> [Task statement] Return every line below in which "color" appears.
===============
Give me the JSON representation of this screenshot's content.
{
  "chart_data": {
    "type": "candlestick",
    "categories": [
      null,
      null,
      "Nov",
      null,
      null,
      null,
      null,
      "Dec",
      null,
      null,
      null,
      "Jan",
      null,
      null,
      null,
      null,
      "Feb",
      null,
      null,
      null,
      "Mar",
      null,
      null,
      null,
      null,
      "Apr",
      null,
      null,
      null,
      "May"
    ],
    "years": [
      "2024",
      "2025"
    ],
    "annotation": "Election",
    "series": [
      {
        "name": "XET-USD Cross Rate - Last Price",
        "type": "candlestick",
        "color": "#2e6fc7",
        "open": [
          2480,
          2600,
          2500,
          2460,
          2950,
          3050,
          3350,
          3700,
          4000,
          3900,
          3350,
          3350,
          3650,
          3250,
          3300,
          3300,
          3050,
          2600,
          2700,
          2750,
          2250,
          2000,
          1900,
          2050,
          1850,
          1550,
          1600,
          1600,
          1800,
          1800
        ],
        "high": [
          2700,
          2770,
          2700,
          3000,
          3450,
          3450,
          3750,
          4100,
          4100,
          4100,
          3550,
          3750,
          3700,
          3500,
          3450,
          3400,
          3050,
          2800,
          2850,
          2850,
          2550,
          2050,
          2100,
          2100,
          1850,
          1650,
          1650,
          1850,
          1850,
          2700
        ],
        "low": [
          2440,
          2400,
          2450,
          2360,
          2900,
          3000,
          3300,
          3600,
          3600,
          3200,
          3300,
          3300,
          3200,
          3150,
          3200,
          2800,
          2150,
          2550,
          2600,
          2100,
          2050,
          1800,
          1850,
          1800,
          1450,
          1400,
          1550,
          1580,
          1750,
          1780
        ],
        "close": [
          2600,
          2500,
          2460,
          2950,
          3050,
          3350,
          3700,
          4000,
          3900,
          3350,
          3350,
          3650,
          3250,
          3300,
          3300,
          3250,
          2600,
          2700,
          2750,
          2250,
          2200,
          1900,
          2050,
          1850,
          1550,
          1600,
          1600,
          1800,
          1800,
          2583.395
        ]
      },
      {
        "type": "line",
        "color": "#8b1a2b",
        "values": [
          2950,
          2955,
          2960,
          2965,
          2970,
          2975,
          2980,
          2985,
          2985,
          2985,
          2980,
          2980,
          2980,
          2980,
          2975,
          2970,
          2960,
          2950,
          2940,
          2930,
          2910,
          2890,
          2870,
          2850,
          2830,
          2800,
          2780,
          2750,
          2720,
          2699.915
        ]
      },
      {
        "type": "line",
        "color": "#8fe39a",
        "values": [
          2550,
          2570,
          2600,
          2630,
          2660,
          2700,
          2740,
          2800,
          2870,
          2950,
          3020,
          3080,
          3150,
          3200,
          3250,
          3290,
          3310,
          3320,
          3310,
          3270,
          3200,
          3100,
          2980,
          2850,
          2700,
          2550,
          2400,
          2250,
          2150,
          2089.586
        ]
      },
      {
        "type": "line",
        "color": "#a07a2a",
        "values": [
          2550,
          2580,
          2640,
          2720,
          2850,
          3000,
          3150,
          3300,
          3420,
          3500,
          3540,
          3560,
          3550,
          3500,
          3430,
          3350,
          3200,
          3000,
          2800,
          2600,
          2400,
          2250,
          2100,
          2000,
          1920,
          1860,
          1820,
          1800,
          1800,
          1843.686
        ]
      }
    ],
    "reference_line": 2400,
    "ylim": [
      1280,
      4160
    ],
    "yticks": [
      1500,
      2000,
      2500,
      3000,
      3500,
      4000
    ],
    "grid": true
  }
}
===============
> [Solution to this problem]
        "color": "#2e6fc7",
        "color": "#8b1a2b",
        "color": "#8fe39a",
        "color": "#a07a2a",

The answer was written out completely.